- GIVEN REQUEST
Exclude the pictures and return every line exactly as written.

- SOURCE MATERIAL
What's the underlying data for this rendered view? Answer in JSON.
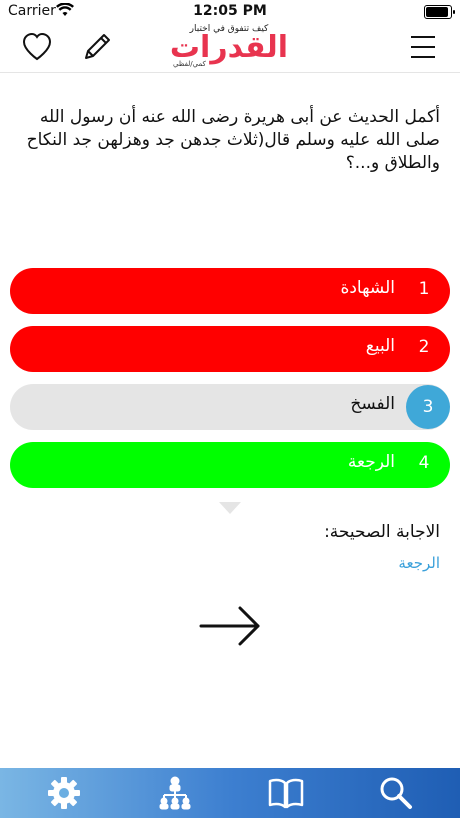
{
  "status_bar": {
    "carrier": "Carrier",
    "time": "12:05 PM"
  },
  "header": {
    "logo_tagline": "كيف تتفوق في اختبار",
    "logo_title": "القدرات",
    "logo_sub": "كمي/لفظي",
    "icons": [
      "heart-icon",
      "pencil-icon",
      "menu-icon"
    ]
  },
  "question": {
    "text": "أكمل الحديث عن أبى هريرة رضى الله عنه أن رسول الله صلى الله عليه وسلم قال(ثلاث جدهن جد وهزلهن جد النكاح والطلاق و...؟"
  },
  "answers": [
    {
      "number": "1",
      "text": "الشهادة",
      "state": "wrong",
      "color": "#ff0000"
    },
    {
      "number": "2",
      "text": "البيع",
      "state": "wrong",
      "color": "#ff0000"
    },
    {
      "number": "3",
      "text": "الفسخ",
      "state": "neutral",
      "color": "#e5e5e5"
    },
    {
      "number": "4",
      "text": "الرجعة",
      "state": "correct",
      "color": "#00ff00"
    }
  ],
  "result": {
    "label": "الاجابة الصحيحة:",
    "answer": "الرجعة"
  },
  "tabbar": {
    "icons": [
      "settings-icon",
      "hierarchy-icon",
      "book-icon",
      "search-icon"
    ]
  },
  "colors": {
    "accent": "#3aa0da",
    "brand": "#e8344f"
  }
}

- ANSWER FOR THIS EXERCISE
What's the underlying data for this rendered view? Answer in JSON.
{
  "status_bar": {
    "carrier": "Carrier",
    "time": "12:05 PM"
  },
  "header": {
    "logo_tagline": "كيف تتفوق في اختبار",
    "logo_title": "القدرات",
    "logo_sub": "كمي/لفظي",
    "icons": [
      "heart-icon",
      "pencil-icon",
      "menu-icon"
    ]
  },
  "question": {
    "text": "أكمل الحديث عن أبى هريرة رضى الله عنه أن رسول الله صلى الله عليه وسلم قال(ثلاث جدهن جد وهزلهن جد النكاح والطلاق و...؟"
  },
  "answers": [
    {
      "number": "1",
      "text": "الشهادة",
      "state": "wrong",
      "color": "#ff0000"
    },
    {
      "number": "2",
      "text": "البيع",
      "state": "wrong",
      "color": "#ff0000"
    },
    {
      "number": "3",
      "text": "الفسخ",
      "state": "neutral",
      "color": "#e5e5e5"
    },
    {
      "number": "4",
      "text": "الرجعة",
      "state": "correct",
      "color": "#00ff00"
    }
  ],
  "result": {
    "label": "الاجابة الصحيحة:",
    "answer": "الرجعة"
  },
  "tabbar": {
    "icons": [
      "settings-icon",
      "hierarchy-icon",
      "book-icon",
      "search-icon"
    ]
  },
  "colors": {
    "accent": "#3aa0da",
    "brand": "#e8344f"
  }
}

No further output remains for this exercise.